#### INFORMATION GIVEN
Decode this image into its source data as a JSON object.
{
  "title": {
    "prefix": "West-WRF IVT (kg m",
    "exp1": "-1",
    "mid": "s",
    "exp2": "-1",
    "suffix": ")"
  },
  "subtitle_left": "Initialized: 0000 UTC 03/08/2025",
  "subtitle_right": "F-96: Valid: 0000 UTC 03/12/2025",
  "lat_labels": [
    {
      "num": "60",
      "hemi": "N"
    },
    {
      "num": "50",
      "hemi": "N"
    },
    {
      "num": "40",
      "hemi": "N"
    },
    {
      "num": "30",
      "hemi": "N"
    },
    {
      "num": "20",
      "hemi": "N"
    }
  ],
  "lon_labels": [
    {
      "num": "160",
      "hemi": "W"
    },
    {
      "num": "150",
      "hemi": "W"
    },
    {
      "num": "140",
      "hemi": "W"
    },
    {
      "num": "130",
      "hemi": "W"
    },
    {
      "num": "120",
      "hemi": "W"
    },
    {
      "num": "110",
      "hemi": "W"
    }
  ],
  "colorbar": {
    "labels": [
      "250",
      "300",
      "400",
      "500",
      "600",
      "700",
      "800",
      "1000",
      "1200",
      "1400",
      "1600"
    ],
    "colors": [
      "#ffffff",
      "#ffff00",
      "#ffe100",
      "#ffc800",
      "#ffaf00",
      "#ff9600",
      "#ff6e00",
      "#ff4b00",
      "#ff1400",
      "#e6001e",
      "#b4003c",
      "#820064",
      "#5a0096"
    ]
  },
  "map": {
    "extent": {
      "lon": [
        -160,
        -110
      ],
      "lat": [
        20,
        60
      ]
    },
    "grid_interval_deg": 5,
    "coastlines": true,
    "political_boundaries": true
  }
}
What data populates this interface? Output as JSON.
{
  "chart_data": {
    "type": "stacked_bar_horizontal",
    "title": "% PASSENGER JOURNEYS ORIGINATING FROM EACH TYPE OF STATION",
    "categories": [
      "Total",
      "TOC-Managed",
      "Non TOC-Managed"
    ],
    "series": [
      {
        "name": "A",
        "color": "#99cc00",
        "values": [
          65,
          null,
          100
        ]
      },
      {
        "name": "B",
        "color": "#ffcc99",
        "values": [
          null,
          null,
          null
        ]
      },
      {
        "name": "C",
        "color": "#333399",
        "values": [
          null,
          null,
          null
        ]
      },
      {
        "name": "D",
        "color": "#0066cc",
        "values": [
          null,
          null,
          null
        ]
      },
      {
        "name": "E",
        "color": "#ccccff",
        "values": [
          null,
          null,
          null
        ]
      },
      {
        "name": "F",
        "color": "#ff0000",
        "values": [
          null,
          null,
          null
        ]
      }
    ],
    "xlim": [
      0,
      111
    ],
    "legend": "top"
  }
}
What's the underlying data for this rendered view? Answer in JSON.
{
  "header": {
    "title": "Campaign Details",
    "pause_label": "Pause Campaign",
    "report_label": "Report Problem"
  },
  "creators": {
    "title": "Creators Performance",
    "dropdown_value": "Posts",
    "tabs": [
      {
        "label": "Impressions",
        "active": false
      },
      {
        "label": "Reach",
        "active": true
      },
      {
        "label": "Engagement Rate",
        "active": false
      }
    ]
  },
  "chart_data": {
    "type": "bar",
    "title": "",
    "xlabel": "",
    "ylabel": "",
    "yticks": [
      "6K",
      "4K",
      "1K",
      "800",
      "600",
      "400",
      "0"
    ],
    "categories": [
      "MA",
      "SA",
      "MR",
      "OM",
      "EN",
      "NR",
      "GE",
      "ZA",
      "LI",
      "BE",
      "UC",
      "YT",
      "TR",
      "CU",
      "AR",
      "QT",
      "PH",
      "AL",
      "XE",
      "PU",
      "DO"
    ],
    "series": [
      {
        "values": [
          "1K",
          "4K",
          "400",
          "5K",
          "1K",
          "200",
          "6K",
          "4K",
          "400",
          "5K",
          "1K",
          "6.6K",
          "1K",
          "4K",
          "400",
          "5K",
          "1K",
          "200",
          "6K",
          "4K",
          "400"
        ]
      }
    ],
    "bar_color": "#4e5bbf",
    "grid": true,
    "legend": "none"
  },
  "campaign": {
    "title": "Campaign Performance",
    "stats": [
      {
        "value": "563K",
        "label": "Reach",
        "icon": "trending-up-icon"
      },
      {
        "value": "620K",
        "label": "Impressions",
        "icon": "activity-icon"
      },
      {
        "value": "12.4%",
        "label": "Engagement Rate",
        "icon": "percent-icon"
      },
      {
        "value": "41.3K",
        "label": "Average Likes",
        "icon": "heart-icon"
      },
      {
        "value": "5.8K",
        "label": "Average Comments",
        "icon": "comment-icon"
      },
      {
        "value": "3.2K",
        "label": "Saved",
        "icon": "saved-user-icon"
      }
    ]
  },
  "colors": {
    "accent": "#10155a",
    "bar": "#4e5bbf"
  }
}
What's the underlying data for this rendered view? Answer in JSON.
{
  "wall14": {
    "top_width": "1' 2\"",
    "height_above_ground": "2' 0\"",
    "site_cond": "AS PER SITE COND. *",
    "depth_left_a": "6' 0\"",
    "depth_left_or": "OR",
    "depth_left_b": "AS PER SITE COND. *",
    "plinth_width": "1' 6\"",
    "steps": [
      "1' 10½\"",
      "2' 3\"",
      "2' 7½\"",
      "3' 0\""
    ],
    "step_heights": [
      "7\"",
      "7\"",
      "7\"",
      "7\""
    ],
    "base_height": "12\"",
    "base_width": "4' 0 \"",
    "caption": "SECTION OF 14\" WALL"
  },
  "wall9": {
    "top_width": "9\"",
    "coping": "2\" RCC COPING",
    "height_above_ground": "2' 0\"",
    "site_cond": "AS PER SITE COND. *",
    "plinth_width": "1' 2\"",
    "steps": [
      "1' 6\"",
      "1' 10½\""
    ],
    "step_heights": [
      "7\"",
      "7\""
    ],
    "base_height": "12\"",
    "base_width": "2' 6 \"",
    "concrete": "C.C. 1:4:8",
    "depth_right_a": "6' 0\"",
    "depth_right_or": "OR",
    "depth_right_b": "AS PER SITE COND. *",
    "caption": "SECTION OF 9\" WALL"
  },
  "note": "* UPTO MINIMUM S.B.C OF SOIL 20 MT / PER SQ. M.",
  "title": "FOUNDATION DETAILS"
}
########
WORK REQUIRED:
Copy out the full listing exactly.

EXERCISE RESULT:
Decode this image into its source data as a JSON object.
{
  "title": {
    "prefix": "West-WRF IVT (kg m",
    "exp1": "-1",
    "mid": "s",
    "exp2": "-1",
    "suffix": ")"
  },
  "subtitle_left": "Initialized: 0000 UTC 03/08/2025",
  "subtitle_right": "F-96: Valid: 0000 UTC 03/12/2025",
  "lat_labels": [
    {
      "num": "60",
      "hemi": "N"
    },
    {
      "num": "50",
      "hemi": "N"
    },
    {
      "num": "40",
      "hemi": "N"
    },
    {
      "num": "30",
      "hemi": "N"
    },
    {
      "num": "20",
      "hemi": "N"
    }
  ],
  "lon_labels": [
    {
      "num": "160",
      "hemi": "W"
    },
    {
      "num": "150",
      "hemi": "W"
    },
    {
      "num": "140",
      "hemi": "W"
    },
    {
      "num": "130",
      "hemi": "W"
    },
    {
      "num": "120",
      "hemi": "W"
    },
    {
      "num": "110",
      "hemi": "W"
    }
  ],
  "colorbar": {
    "labels": [
      "250",
      "300",
      "400",
      "500",
      "600",
      "700",
      "800",
      "1000",
      "1200",
      "1400",
      "1600"
    ],
    "colors": [
      "#ffffff",
      "#ffff00",
      "#ffe100",
      "#ffc800",
      "#ffaf00",
      "#ff9600",
      "#ff6e00",
      "#ff4b00",
      "#ff1400",
      "#e6001e",
      "#b4003c",
      "#820064",
      "#5a0096"
    ]
  },
  "map": {
    "extent": {
      "lon": [
        -160,
        -110
      ],
      "lat": [
        20,
        60
      ]
    },
    "grid_interval_deg": 5,
    "coastlines": true,
    "political_boundaries": true
  }
}
What data populates this interface? Output as JSON.
{
  "chart_data": {
    "type": "stacked_bar_horizontal",
    "title": "% PASSENGER JOURNEYS ORIGINATING FROM EACH TYPE OF STATION",
    "categories": [
      "Total",
      "TOC-Managed",
      "Non TOC-Managed"
    ],
    "series": [
      {
        "name": "A",
        "color": "#99cc00",
        "values": [
          65,
          null,
          100
        ]
      },
      {
        "name": "B",
        "color": "#ffcc99",
        "values": [
          null,
          null,
          null
        ]
      },
      {
        "name": "C",
        "color": "#333399",
        "values": [
          null,
          null,
          null
        ]
      },
      {
        "name": "D",
        "color": "#0066cc",
        "values": [
          null,
          null,
          null
        ]
      },
      {
        "name": "E",
        "color": "#ccccff",
        "values": [
          null,
          null,
          null
        ]
      },
      {
        "name": "F",
        "color": "#ff0000",
        "values": [
          null,
          null,
          null
        ]
      }
    ],
    "xlim": [
      0,
      111
    ],
    "legend": "top"
  }
}
What's the underlying data for this rendered view? Answer in JSON.
{
  "header": {
    "title": "Campaign Details",
    "pause_label": "Pause Campaign",
    "report_label": "Report Problem"
  },
  "creators": {
    "title": "Creators Performance",
    "dropdown_value": "Posts",
    "tabs": [
      {
        "label": "Impressions",
        "active": false
      },
      {
        "label": "Reach",
        "active": true
      },
      {
        "label": "Engagement Rate",
        "active": false
      }
    ]
  },
  "chart_data": {
    "type": "bar",
    "title": "",
    "xlabel": "",
    "ylabel": "",
    "yticks": [
      "6K",
      "4K",
      "1K",
      "800",
      "600",
      "400",
      "0"
    ],
    "categories": [
      "MA",
      "SA",
      "MR",
      "OM",
      "EN",
      "NR",
      "GE",
      "ZA",
      "LI",
      "BE",
      "UC",
      "YT",
      "TR",
      "CU",
      "AR",
      "QT",
      "PH",
      "AL",
      "XE",
      "PU",
      "DO"
    ],
    "series": [
      {
        "values": [
          "1K",
          "4K",
          "400",
          "5K",
          "1K",
          "200",
          "6K",
          "4K",
          "400",
          "5K",
          "1K",
          "6.6K",
          "1K",
          "4K",
          "400",
          "5K",
          "1K",
          "200",
          "6K",
          "4K",
          "400"
        ]
      }
    ],
    "bar_color": "#4e5bbf",
    "grid": true,
    "legend": "none"
  },
  "campaign": {
    "title": "Campaign Performance",
    "stats": [
      {
        "value": "563K",
        "label": "Reach",
        "icon": "trending-up-icon"
      },
      {
        "value": "620K",
        "label": "Impressions",
        "icon": "activity-icon"
      },
      {
        "value": "12.4%",
        "label": "Engagement Rate",
        "icon": "percent-icon"
      },
      {
        "value": "41.3K",
        "label": "Average Likes",
        "icon": "heart-icon"
      },
      {
        "value": "5.8K",
        "label": "Average Comments",
        "icon": "comment-icon"
      },
      {
        "value": "3.2K",
        "label": "Saved",
        "icon": "saved-user-icon"
      }
    ]
  },
  "colors": {
    "accent": "#10155a",
    "bar": "#4e5bbf"
  }
}
What's the underlying data for this rendered view? Answer in JSON.
{
  "wall14": {
    "top_width": "1' 2\"",
    "height_above_ground": "2' 0\"",
    "site_cond": "AS PER SITE COND. *",
    "depth_left_a": "6' 0\"",
    "depth_left_or": "OR",
    "depth_left_b": "AS PER SITE COND. *",
    "plinth_width": "1' 6\"",
    "steps": [
      "1' 10½\"",
      "2' 3\"",
      "2' 7½\"",
      "3' 0\""
    ],
    "step_heights": [
      "7\"",
      "7\"",
      "7\"",
      "7\""
    ],
    "base_height": "12\"",
    "base_width": "4' 0 \"",
    "caption": "SECTION OF 14\" WALL"
  },
  "wall9": {
    "top_width": "9\"",
    "coping": "2\" RCC COPING",
    "height_above_ground": "2' 0\"",
    "site_cond": "AS PER SITE COND. *",
    "plinth_width": "1' 2\"",
    "steps": [
      "1' 6\"",
      "1' 10½\""
    ],
    "step_heights": [
      "7\"",
      "7\""
    ],
    "base_height": "12\"",
    "base_width": "2' 6 \"",
    "concrete": "C.C. 1:4:8",
    "depth_right_a": "6' 0\"",
    "depth_right_or": "OR",
    "depth_right_b": "AS PER SITE COND. *",
    "caption": "SECTION OF 9\" WALL"
  },
  "note": "* UPTO MINIMUM S.B.C OF SOIL 20 MT / PER SQ. M.",
  "title": "FOUNDATION DETAILS"
}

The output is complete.